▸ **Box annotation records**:
────────────────
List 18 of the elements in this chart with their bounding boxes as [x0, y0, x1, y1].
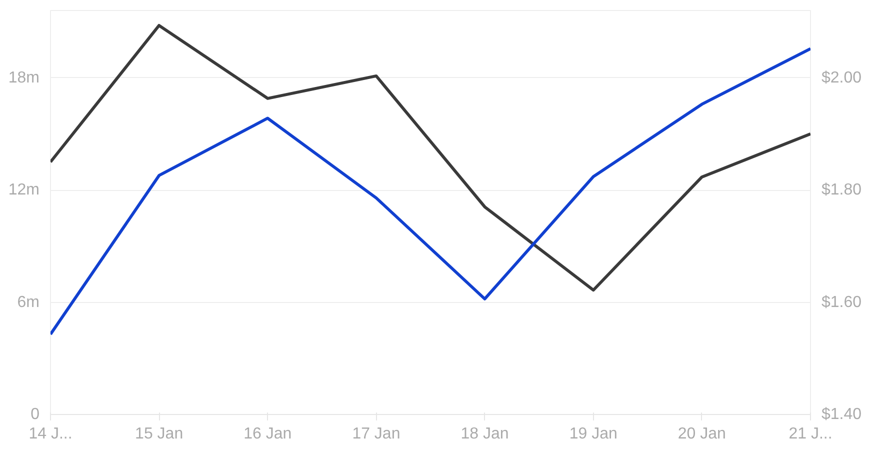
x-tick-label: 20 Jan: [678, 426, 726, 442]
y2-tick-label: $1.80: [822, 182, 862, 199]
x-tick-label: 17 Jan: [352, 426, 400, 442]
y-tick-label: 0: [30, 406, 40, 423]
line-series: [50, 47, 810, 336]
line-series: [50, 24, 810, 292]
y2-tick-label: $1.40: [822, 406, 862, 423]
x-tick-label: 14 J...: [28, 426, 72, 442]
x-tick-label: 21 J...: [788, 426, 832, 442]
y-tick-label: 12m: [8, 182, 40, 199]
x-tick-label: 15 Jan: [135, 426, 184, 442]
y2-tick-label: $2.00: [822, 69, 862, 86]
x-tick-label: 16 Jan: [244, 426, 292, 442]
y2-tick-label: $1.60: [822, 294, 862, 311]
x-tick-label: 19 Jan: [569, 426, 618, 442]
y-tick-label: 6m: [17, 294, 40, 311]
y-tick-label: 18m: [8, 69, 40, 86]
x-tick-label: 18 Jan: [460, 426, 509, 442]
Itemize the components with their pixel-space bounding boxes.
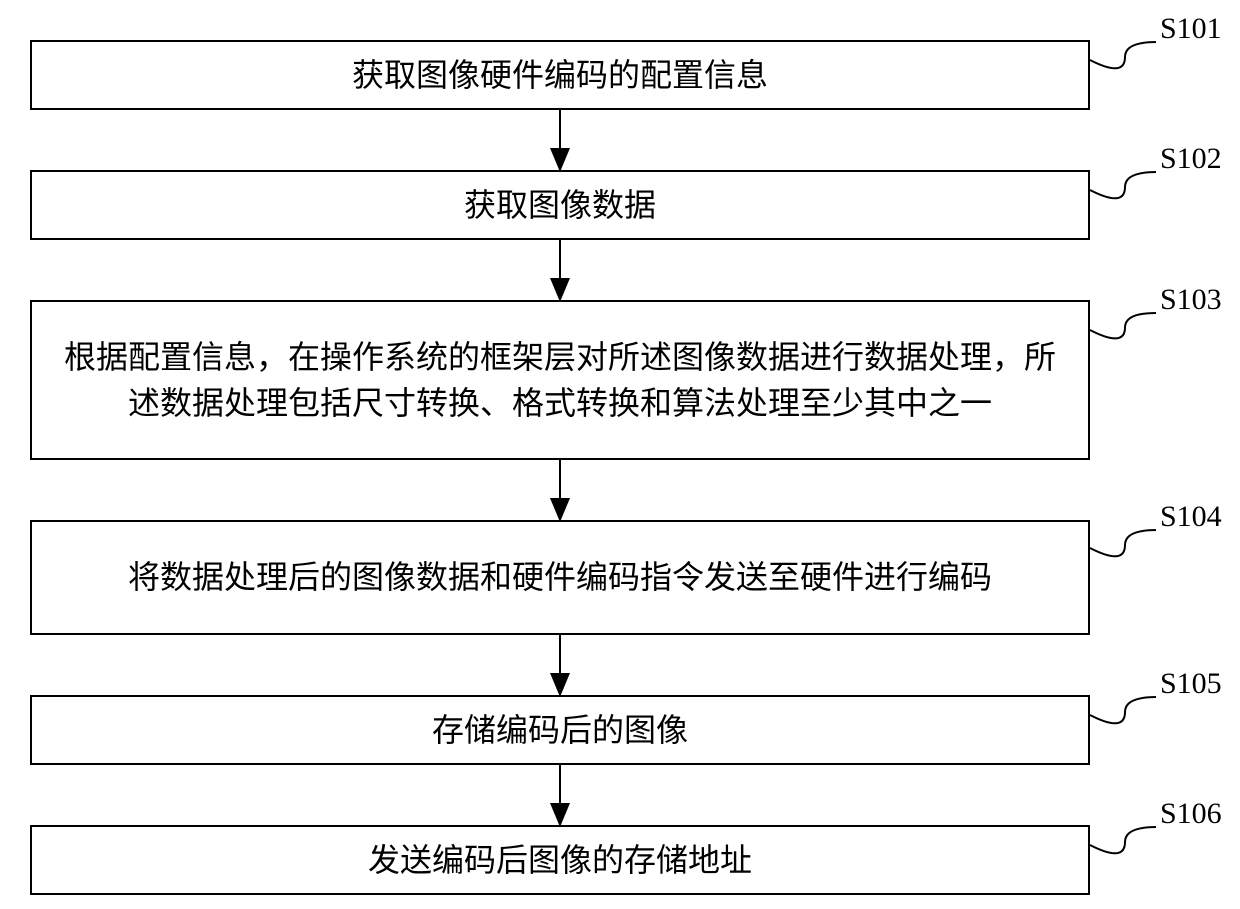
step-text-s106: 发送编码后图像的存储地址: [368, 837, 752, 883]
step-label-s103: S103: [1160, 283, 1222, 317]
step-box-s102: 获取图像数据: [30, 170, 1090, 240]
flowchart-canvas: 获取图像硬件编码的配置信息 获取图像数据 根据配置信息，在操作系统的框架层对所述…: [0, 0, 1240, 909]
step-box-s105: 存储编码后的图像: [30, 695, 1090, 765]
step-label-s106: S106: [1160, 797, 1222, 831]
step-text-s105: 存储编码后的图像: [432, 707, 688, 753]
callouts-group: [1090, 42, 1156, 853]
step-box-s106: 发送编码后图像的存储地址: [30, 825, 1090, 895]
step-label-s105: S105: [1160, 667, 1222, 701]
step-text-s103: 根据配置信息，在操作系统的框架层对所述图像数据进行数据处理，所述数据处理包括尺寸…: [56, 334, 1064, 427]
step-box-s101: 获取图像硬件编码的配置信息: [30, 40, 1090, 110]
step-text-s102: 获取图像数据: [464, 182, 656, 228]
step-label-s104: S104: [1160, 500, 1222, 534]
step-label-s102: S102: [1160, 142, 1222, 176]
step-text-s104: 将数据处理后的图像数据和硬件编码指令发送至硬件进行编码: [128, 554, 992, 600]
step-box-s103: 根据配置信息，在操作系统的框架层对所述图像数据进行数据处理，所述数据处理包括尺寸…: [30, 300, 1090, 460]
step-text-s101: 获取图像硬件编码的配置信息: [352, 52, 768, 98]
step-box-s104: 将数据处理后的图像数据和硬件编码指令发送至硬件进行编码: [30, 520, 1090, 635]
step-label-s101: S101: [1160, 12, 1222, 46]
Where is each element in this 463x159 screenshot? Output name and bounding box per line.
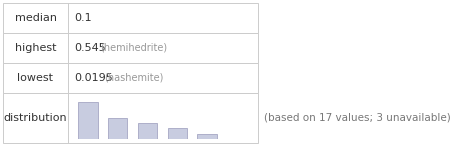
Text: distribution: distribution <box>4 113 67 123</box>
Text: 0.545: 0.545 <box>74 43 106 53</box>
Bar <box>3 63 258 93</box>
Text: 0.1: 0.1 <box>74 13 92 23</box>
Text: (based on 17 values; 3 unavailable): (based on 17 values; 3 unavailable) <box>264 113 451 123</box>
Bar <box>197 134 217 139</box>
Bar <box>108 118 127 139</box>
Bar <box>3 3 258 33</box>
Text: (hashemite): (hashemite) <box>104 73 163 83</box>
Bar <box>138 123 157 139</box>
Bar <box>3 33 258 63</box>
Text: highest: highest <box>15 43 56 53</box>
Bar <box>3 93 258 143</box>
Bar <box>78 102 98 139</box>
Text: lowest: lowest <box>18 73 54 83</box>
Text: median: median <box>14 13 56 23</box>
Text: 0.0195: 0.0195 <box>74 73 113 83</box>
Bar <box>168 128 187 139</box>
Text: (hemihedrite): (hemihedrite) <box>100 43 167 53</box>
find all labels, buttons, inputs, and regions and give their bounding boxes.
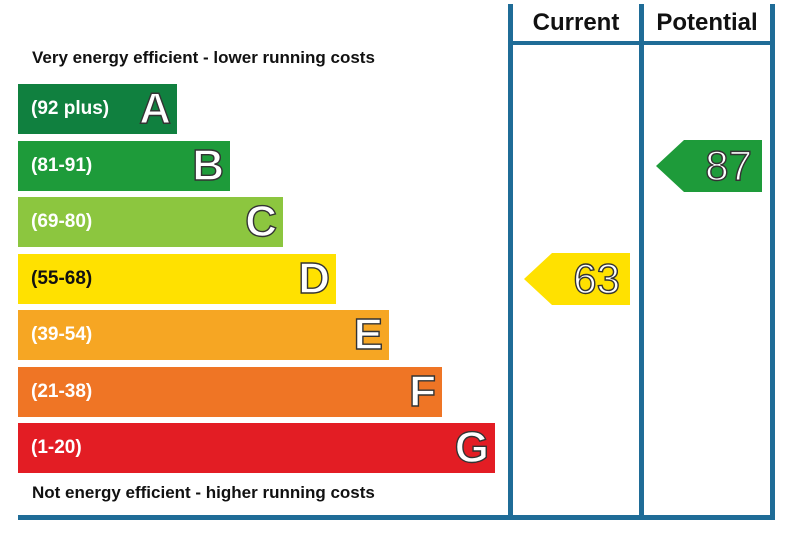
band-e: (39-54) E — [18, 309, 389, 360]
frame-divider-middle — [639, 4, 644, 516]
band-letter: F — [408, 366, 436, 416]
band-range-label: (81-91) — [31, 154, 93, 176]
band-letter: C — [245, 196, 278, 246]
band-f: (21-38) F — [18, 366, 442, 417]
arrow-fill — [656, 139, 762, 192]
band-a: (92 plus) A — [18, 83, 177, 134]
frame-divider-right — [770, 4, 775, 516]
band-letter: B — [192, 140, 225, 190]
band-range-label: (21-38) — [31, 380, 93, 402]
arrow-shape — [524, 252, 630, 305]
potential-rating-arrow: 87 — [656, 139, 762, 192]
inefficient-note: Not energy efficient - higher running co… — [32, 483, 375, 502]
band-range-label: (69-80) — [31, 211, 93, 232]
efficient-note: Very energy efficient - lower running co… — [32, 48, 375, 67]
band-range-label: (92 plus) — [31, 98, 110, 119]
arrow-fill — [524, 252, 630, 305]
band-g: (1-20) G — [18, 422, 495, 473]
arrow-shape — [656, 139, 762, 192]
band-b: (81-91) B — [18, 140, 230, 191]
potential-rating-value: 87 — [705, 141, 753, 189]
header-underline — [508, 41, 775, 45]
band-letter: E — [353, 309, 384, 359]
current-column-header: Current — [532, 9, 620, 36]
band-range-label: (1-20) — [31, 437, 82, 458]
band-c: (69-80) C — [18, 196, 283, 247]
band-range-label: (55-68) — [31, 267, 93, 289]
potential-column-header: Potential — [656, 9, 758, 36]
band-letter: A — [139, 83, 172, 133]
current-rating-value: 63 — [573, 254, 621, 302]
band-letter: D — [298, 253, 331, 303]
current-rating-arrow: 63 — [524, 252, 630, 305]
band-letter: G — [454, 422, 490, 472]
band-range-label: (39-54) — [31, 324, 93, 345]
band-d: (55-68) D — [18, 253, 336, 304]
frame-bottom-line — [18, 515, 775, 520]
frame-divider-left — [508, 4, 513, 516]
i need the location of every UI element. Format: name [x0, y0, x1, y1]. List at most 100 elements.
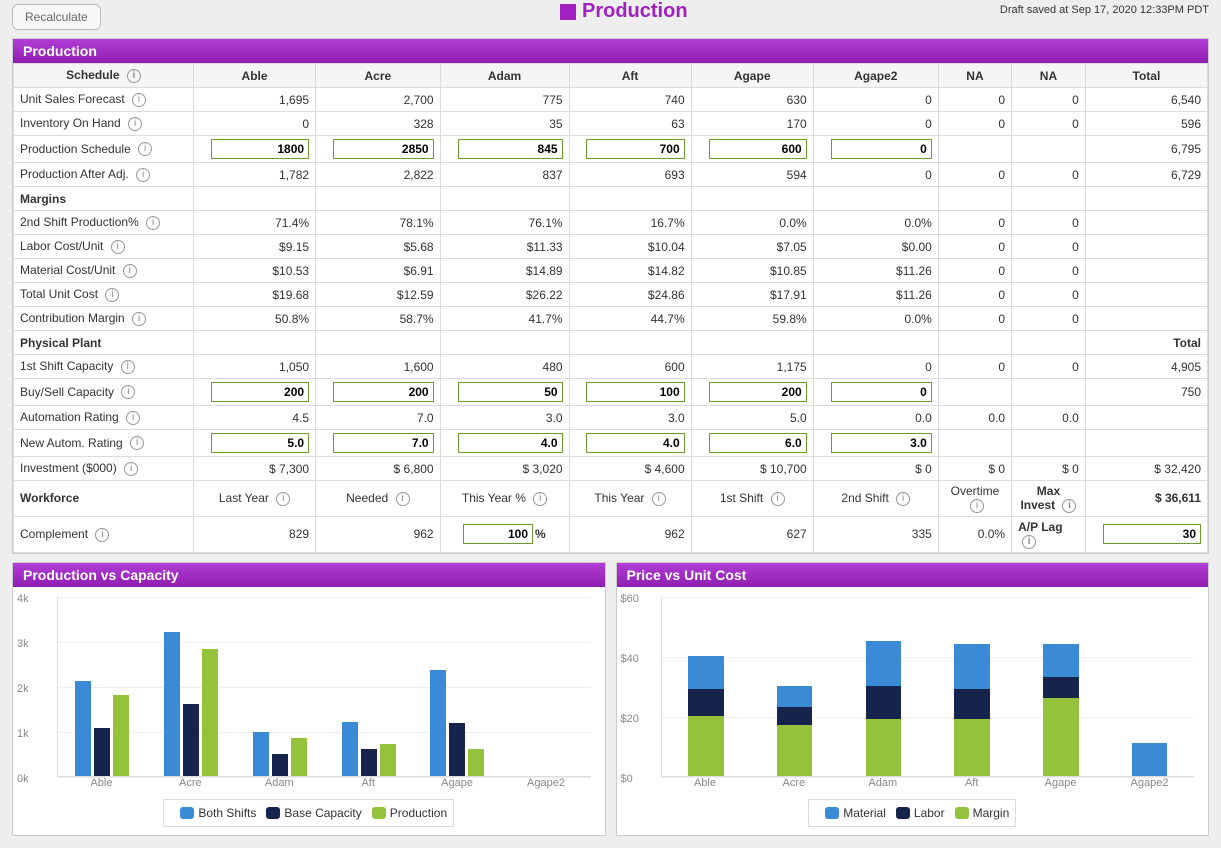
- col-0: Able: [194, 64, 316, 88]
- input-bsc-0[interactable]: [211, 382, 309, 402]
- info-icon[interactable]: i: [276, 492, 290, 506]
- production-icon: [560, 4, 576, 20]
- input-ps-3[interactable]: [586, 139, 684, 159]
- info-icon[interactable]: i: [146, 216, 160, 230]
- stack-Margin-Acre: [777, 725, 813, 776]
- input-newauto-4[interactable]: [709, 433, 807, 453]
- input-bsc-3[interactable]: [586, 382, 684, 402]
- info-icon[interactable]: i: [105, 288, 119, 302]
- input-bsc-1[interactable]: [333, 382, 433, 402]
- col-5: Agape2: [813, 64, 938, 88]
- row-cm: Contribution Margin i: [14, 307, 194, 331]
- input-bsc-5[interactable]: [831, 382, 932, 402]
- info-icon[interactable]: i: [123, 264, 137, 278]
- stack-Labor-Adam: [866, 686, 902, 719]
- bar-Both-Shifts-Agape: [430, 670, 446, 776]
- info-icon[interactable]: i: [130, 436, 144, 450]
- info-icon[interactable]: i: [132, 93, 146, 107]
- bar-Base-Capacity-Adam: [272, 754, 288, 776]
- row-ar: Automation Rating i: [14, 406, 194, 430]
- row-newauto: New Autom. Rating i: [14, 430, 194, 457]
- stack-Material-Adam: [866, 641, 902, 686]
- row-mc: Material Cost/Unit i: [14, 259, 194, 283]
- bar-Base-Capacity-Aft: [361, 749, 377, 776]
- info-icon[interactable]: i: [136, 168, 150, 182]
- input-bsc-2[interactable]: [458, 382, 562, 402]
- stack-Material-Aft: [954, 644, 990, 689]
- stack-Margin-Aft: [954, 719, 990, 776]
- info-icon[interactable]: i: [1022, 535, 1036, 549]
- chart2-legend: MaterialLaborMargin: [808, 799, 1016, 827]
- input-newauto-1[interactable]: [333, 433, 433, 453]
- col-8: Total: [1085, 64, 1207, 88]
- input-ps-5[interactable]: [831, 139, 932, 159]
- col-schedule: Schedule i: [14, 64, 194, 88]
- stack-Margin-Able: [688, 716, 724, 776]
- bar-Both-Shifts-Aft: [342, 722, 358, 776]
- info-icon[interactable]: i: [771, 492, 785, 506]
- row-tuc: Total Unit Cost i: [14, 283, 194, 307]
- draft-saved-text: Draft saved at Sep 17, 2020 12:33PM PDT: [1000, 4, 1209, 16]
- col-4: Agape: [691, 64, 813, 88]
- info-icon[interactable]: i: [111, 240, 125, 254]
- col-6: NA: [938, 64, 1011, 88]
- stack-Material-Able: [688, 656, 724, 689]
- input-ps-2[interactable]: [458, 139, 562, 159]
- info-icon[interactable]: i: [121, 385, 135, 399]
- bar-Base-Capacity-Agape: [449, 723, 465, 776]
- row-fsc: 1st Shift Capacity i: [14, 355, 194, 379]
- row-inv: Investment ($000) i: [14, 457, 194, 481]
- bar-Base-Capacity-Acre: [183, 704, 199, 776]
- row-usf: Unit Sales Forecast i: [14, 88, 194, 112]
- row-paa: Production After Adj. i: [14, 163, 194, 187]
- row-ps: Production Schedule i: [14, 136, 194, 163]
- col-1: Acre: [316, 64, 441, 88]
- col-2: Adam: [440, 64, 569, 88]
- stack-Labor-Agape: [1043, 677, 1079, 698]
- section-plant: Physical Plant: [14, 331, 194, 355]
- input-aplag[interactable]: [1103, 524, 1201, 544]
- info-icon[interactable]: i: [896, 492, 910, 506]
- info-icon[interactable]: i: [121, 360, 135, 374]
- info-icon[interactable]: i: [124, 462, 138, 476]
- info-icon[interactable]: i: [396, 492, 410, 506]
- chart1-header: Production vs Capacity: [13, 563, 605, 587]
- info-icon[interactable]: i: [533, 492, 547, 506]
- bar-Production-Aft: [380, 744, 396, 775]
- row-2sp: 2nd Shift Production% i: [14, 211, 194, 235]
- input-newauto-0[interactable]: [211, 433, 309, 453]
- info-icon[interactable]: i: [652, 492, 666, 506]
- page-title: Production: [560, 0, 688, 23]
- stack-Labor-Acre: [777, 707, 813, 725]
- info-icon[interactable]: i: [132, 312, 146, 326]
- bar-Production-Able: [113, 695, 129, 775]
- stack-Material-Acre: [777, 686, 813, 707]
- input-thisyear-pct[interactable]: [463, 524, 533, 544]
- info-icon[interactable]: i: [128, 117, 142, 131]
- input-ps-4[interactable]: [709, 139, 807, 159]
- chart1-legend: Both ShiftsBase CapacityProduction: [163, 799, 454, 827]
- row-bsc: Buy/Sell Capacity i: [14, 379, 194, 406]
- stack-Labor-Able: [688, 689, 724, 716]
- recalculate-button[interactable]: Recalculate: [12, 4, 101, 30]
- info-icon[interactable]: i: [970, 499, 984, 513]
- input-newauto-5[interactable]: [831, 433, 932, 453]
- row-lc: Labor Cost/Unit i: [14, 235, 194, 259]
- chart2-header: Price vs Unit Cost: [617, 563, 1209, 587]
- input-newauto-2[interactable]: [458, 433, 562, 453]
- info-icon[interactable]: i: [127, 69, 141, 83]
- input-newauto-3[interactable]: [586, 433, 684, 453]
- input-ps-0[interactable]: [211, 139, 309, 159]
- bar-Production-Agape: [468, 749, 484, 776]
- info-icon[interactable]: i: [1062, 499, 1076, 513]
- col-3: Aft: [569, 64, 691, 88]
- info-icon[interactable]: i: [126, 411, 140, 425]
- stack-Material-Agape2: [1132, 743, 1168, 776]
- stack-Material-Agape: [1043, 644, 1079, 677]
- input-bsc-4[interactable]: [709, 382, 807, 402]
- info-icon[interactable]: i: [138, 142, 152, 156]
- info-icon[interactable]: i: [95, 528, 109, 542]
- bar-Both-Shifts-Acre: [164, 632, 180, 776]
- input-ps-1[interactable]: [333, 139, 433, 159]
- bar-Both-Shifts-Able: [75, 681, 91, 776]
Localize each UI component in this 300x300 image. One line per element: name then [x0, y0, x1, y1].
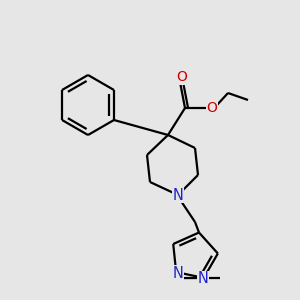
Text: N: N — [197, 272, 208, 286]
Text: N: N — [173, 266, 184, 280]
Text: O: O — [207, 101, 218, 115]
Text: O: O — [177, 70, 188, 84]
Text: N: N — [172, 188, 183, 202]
────────────────
▸ **Goal of the exercise**: Please copy out the records again, starting at the line that contains "- col-0: Able: [194, 64, 316, 88]" and ending after the line that contains "- stack-Labor-Adam: [866, 686, 902, 719]".

▸ **Output below**:
- col-0: Able: [194, 64, 316, 88]
- input-bsc-0[interactable]: [211, 382, 309, 402]
- info-icon[interactable]: i: [276, 492, 290, 506]
- production-icon: [560, 4, 576, 20]
- input-ps-3[interactable]: [586, 139, 684, 159]
- info-icon[interactable]: i: [146, 216, 160, 230]
- stack-Margin-Acre: [777, 725, 813, 776]
- input-newauto-4[interactable]: [709, 433, 807, 453]
- input-bsc-3[interactable]: [586, 382, 684, 402]
- info-icon[interactable]: i: [105, 288, 119, 302]
- input-bsc-1[interactable]: [333, 382, 433, 402]
- col-5: Agape2: [813, 64, 938, 88]
- row-cm: Contribution Margin i: [14, 307, 194, 331]
- input-bsc-5[interactable]: [831, 382, 932, 402]
- info-icon[interactable]: i: [123, 264, 137, 278]
- stack-Labor-Adam: [866, 686, 902, 719]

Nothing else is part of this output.